>> Begin

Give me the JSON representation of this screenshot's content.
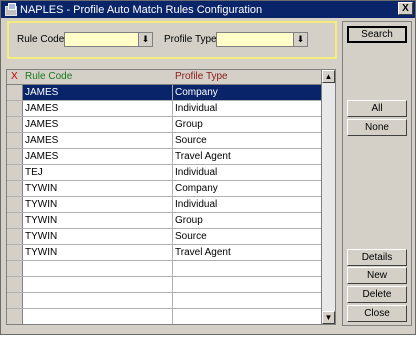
{
  "window": {
    "title": "NAPLES - Profile Auto Match Rules Configuration",
    "close_glyph": "X"
  },
  "filter": {
    "rule_code_label": "Rule Code",
    "rule_code_value": "",
    "profile_type_label": "Profile Type",
    "profile_type_value": ""
  },
  "grid": {
    "col_x": "X",
    "col_rule_code": "Rule Code",
    "col_profile_type": "Profile Type",
    "rows": [
      {
        "rule_code": "JAMES",
        "profile_type": "Company"
      },
      {
        "rule_code": "JAMES",
        "profile_type": "Individual"
      },
      {
        "rule_code": "JAMES",
        "profile_type": "Group"
      },
      {
        "rule_code": "JAMES",
        "profile_type": "Source"
      },
      {
        "rule_code": "JAMES",
        "profile_type": "Travel Agent"
      },
      {
        "rule_code": "TEJ",
        "profile_type": "Individual"
      },
      {
        "rule_code": "TYWIN",
        "profile_type": "Company"
      },
      {
        "rule_code": "TYWIN",
        "profile_type": "Individual"
      },
      {
        "rule_code": "TYWIN",
        "profile_type": "Group"
      },
      {
        "rule_code": "TYWIN",
        "profile_type": "Source"
      },
      {
        "rule_code": "TYWIN",
        "profile_type": "Travel Agent"
      }
    ],
    "selected_row": 0
  },
  "buttons": {
    "search": "Search",
    "all": "All",
    "none": "None",
    "details": "Details",
    "new": "New",
    "delete": "Delete",
    "close": "Close"
  },
  "colors": {
    "title_bar": "#0a246a",
    "selection": "#0a246a",
    "filter_field": "#fffec8",
    "filter_border": "#f4ed7c",
    "rule_code_header": "#1a7a1a",
    "profile_type_header": "#8b1a1a",
    "x_header": "#c00000"
  }
}
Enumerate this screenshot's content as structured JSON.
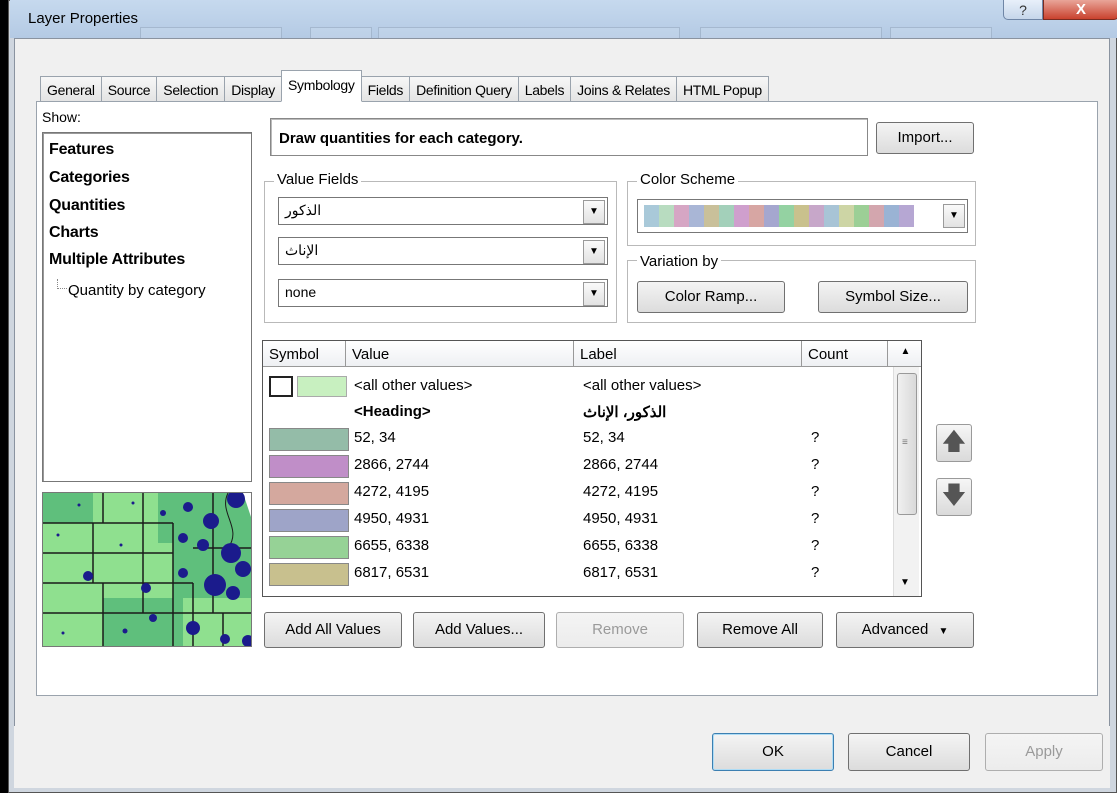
{
  "window": {
    "title": "Layer Properties",
    "help_glyph": "?",
    "close_glyph": "X"
  },
  "tabs": [
    "General",
    "Source",
    "Selection",
    "Display",
    "Symbology",
    "Fields",
    "Definition Query",
    "Labels",
    "Joins & Relates",
    "HTML Popup"
  ],
  "active_tab": "Symbology",
  "show": {
    "label": "Show:",
    "items": [
      "Features",
      "Categories",
      "Quantities",
      "Charts",
      "Multiple Attributes"
    ],
    "subitem": "Quantity by category"
  },
  "description": "Draw quantities for each category.",
  "import_label": "Import...",
  "value_fields": {
    "label": "Value Fields",
    "fields": [
      "الذكور",
      "الإناث",
      "none"
    ]
  },
  "color_scheme": {
    "label": "Color Scheme",
    "swatches": [
      "#a9c9d9",
      "#b8dcc0",
      "#d6a6c4",
      "#a9b6d6",
      "#c9c09a",
      "#a3d0ba",
      "#cf9fcd",
      "#d7a6a3",
      "#a5a7cf",
      "#94d2a2",
      "#c9c18d",
      "#c7a7c9",
      "#a8c4d6",
      "#cdd5a5",
      "#9ccf96",
      "#d3a6ae",
      "#9ab3d4",
      "#b6a7d3"
    ]
  },
  "variation": {
    "label": "Variation by",
    "color_ramp": "Color Ramp...",
    "symbol_size": "Symbol Size..."
  },
  "table": {
    "headers": [
      "Symbol",
      "Value",
      "Label",
      "Count"
    ],
    "all_other": {
      "value": "<all other values>",
      "label": "<all other values>",
      "color": "#c8f0c0"
    },
    "heading": {
      "value": "<Heading>",
      "label": "الذكور، الإناث"
    },
    "rows": [
      {
        "value": "52, 34",
        "label": "52, 34",
        "count": "?",
        "color": "#94bca8"
      },
      {
        "value": "2866, 2744",
        "label": "2866, 2744",
        "count": "?",
        "color": "#c08ec8"
      },
      {
        "value": "4272, 4195",
        "label": "4272, 4195",
        "count": "?",
        "color": "#d4a89e"
      },
      {
        "value": "4950, 4931",
        "label": "4950, 4931",
        "count": "?",
        "color": "#9ea4c8"
      },
      {
        "value": "6655, 6338",
        "label": "6655, 6338",
        "count": "?",
        "color": "#96d296"
      },
      {
        "value": "6817, 6531",
        "label": "6817, 6531",
        "count": "?",
        "color": "#c8c08e"
      }
    ]
  },
  "buttons": {
    "add_all": "Add All Values",
    "add_values": "Add Values...",
    "remove": "Remove",
    "remove_all": "Remove All",
    "advanced": "Advanced",
    "ok": "OK",
    "cancel": "Cancel",
    "apply": "Apply"
  },
  "colors": {
    "map_land": "#8fe08f",
    "map_dark": "#5fbf7c",
    "map_dots": "#1b1b8c"
  }
}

>> End

▸ DIRECTIONS:
State how many lines of the listing hold the string "this"; reply with the number and nothing else.

▸ WRITTEN RESPONSE:
2